Provided data:

● ● ● ● ● ● ●

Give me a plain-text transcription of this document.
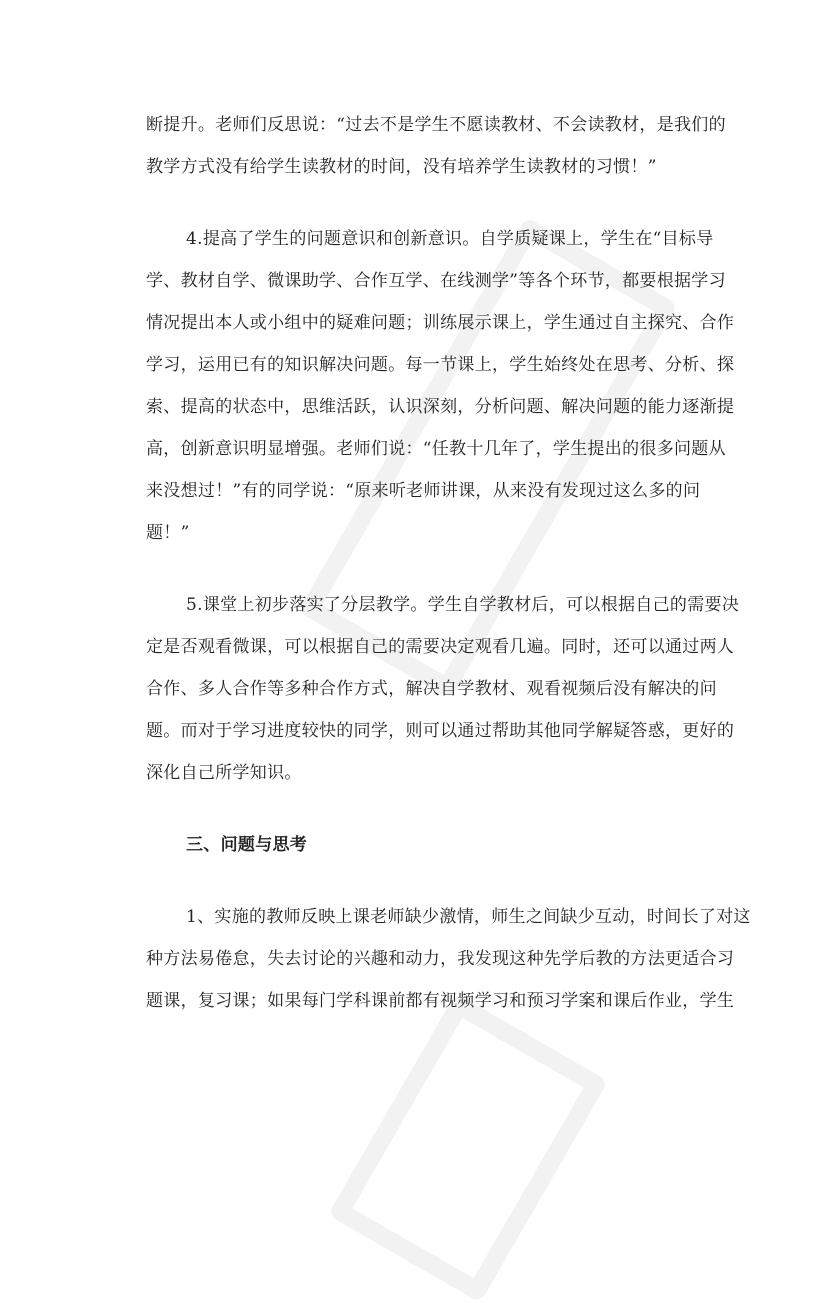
断提升。老师们反思说：“过去不是学生不愿读教材、不会读教材，是我们的
教学方式没有给学生读教材的时间，没有培养学生读教材的习惯！”
4.提高了学生的问题意识和创新意识。自学质疑课上，学生在“目标导
学、教材自学、微课助学、合作互学、在线测学”等各个环节，都要根据学习
情况提出本人或小组中的疑难问题；训练展示课上，学生通过自主探究、合作
学习，运用已有的知识解决问题。每一节课上，学生始终处在思考、分析、探
索、提高的状态中，思维活跃，认识深刻，分析问题、解决问题的能力逐渐提
高，创新意识明显增强。老师们说：“任教十几年了，学生提出的很多问题从
来没想过！”有的同学说：“原来听老师讲课，从来没有发现过这么多的问
题！”
5.课堂上初步落实了分层教学。学生自学教材后，可以根据自己的需要决
定是否观看微课，可以根据自己的需要决定观看几遍。同时，还可以通过两人
合作、多人合作等多种合作方式，解决自学教材、观看视频后没有解决的问
题。而对于学习进度较快的同学，则可以通过帮助其他同学解疑答惑，更好的
深化自己所学知识。
三、问题与思考
1、实施的教师反映上课老师缺少激情，师生之间缺少互动，时间长了对这
种方法易倦怠，失去讨论的兴趣和动力，我发现这种先学后教的方法更适合习
题课，复习课；如果每门学科课前都有视频学习和预习学案和课后作业，学生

● ● ● ● ● ● ●

Problem statement: Pictures are to be left out; the records above must be repeated word for word.

Answer below:
Give me a plain-text transcription of this document.
断提升。老师们反思说：“过去不是学生不愿读教材、不会读教材，是我们的
教学方式没有给学生读教材的时间，没有培养学生读教材的习惯！”
4.提高了学生的问题意识和创新意识。自学质疑课上，学生在“目标导
学、教材自学、微课助学、合作互学、在线测学”等各个环节，都要根据学习
情况提出本人或小组中的疑难问题；训练展示课上，学生通过自主探究、合作
学习，运用已有的知识解决问题。每一节课上，学生始终处在思考、分析、探
索、提高的状态中，思维活跃，认识深刻，分析问题、解决问题的能力逐渐提
高，创新意识明显增强。老师们说：“任教十几年了，学生提出的很多问题从
来没想过！”有的同学说：“原来听老师讲课，从来没有发现过这么多的问
题！”
5.课堂上初步落实了分层教学。学生自学教材后，可以根据自己的需要决
定是否观看微课，可以根据自己的需要决定观看几遍。同时，还可以通过两人
合作、多人合作等多种合作方式，解决自学教材、观看视频后没有解决的问
题。而对于学习进度较快的同学，则可以通过帮助其他同学解疑答惑，更好的
深化自己所学知识。
三、问题与思考
1、实施的教师反映上课老师缺少激情，师生之间缺少互动，时间长了对这
种方法易倦怠，失去讨论的兴趣和动力，我发现这种先学后教的方法更适合习
题课，复习课；如果每门学科课前都有视频学习和预习学案和课后作业，学生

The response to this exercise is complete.